To do: How many lines in the records below contain the word "membra"? Answer with the number alone.

▶

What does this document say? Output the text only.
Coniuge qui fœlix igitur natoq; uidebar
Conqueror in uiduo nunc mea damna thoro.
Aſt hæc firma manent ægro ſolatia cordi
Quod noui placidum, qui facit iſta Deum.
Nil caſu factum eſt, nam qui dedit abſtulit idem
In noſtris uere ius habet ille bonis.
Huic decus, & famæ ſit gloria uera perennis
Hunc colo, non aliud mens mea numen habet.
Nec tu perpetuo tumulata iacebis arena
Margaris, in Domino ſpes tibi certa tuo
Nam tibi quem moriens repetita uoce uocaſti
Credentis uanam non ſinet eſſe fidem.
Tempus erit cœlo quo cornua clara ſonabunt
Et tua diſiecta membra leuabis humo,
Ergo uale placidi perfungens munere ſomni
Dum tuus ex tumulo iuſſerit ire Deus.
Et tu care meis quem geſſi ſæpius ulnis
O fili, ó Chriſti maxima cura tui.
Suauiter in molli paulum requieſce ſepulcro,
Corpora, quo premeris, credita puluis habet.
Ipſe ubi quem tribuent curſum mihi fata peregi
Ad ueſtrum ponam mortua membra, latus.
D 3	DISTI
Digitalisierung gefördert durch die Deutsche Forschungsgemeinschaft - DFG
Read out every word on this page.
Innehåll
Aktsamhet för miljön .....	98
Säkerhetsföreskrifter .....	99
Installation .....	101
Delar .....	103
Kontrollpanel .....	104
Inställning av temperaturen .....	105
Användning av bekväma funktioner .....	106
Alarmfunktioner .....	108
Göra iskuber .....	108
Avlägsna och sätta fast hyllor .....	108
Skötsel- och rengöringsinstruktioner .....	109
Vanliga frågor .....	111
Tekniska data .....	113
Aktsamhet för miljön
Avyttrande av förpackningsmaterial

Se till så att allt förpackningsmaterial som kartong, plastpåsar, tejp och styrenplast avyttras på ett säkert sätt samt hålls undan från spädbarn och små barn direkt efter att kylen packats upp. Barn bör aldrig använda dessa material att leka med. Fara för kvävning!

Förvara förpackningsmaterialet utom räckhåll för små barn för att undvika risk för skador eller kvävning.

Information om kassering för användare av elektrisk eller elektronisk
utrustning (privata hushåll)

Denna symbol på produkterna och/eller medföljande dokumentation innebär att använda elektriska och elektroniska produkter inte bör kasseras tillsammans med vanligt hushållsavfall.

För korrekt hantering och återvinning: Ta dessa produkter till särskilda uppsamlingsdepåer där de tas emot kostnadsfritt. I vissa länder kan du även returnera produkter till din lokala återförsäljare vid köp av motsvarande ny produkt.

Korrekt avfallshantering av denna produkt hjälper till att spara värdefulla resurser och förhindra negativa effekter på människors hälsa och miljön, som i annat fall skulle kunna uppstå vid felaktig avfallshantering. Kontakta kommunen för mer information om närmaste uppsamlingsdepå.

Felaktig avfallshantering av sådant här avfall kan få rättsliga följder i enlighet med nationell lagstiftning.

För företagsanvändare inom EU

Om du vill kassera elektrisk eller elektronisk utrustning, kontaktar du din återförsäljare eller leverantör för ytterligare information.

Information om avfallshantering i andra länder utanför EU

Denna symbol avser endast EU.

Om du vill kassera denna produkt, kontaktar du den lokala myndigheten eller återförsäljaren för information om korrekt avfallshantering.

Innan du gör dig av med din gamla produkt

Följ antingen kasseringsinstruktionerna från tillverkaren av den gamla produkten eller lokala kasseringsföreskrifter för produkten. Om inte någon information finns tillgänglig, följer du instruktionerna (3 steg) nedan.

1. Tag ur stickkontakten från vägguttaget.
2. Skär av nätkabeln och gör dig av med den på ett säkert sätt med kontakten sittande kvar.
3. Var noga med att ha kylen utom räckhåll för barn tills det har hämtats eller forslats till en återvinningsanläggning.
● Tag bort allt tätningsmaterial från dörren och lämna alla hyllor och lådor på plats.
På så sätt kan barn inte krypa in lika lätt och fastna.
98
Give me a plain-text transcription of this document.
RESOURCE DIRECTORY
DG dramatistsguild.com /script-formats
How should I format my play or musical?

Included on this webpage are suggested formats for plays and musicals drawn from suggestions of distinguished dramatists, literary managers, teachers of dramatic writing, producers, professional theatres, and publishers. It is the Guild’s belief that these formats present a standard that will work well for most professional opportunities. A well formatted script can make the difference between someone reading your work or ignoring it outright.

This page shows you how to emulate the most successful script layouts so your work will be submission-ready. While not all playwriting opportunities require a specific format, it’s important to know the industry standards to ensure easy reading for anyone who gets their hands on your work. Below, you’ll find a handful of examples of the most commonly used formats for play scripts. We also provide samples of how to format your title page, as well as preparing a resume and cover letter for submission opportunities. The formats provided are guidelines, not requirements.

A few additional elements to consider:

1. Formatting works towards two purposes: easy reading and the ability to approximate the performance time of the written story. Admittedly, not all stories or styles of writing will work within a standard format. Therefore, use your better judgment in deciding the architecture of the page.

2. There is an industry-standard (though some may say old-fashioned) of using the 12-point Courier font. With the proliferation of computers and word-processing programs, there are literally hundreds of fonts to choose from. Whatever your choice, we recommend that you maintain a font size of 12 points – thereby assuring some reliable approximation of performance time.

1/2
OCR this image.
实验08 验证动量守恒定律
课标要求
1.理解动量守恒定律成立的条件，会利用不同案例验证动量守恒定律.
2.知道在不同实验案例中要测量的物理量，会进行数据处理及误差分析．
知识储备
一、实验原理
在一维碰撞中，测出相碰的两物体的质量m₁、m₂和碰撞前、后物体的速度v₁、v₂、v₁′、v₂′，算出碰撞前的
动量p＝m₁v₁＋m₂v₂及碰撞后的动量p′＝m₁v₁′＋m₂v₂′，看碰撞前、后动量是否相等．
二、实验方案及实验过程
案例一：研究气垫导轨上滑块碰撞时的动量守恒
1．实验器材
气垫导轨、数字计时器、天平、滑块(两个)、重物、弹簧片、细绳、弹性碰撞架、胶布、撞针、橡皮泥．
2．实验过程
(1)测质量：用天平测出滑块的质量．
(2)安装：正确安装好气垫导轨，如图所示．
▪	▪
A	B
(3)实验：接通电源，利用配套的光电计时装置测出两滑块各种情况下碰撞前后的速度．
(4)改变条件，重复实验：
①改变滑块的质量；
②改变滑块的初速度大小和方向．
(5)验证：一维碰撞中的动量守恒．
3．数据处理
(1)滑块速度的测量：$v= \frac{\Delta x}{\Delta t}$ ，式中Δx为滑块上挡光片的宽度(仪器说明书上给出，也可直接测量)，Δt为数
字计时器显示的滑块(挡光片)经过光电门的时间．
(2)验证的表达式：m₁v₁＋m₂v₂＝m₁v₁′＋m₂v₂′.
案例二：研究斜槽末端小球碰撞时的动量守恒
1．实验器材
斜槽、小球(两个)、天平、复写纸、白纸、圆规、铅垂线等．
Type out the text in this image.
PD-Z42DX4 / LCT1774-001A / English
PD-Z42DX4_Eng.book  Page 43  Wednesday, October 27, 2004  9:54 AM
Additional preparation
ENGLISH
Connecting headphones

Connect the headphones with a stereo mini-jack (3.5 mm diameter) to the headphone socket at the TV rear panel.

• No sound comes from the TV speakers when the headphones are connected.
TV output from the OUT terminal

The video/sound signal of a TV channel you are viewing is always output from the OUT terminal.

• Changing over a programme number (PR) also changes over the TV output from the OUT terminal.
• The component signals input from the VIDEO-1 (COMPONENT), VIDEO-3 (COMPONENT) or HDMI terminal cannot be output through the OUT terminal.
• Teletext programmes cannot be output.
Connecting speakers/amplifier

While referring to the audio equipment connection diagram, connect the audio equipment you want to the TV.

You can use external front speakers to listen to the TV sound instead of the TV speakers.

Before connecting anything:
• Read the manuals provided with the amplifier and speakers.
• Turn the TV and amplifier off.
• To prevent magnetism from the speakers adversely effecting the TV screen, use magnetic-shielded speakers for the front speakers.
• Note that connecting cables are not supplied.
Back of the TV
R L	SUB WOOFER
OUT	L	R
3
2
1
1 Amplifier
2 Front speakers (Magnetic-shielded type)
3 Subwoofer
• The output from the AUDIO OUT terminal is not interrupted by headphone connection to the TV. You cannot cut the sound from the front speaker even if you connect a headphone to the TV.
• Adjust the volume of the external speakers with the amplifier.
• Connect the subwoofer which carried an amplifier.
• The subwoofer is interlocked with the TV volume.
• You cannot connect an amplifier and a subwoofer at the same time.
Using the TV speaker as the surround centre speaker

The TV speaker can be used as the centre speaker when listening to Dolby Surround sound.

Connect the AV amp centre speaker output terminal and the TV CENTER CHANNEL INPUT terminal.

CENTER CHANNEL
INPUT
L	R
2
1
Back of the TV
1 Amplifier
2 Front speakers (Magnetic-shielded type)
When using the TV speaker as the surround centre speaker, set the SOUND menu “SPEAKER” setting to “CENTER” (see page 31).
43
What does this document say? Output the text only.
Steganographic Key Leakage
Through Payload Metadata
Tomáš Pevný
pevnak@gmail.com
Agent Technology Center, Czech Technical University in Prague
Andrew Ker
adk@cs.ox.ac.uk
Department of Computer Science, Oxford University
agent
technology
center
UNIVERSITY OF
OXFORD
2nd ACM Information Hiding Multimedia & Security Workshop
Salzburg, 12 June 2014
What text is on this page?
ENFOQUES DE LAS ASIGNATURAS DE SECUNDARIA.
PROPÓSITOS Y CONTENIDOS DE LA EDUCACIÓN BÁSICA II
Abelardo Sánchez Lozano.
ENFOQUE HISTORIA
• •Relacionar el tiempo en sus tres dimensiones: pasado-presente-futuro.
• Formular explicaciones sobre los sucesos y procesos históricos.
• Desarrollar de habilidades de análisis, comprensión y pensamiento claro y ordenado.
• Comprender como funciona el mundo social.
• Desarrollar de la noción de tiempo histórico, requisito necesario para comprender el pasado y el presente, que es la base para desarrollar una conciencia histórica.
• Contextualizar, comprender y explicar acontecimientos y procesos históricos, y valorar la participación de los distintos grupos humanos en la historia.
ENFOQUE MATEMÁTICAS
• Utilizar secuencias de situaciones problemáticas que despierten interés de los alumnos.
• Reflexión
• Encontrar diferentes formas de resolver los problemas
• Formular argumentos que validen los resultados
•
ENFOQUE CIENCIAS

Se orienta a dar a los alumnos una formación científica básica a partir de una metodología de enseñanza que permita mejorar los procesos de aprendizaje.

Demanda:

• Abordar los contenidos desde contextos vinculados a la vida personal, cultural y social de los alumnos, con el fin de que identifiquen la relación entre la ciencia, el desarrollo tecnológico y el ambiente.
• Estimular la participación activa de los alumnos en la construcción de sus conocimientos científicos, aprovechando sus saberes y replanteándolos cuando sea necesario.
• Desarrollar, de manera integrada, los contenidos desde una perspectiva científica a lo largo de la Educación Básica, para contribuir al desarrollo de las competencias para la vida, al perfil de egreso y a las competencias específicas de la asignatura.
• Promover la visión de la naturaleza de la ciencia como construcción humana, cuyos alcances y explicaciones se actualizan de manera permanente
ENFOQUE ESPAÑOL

◀

Reply to the exercise: 2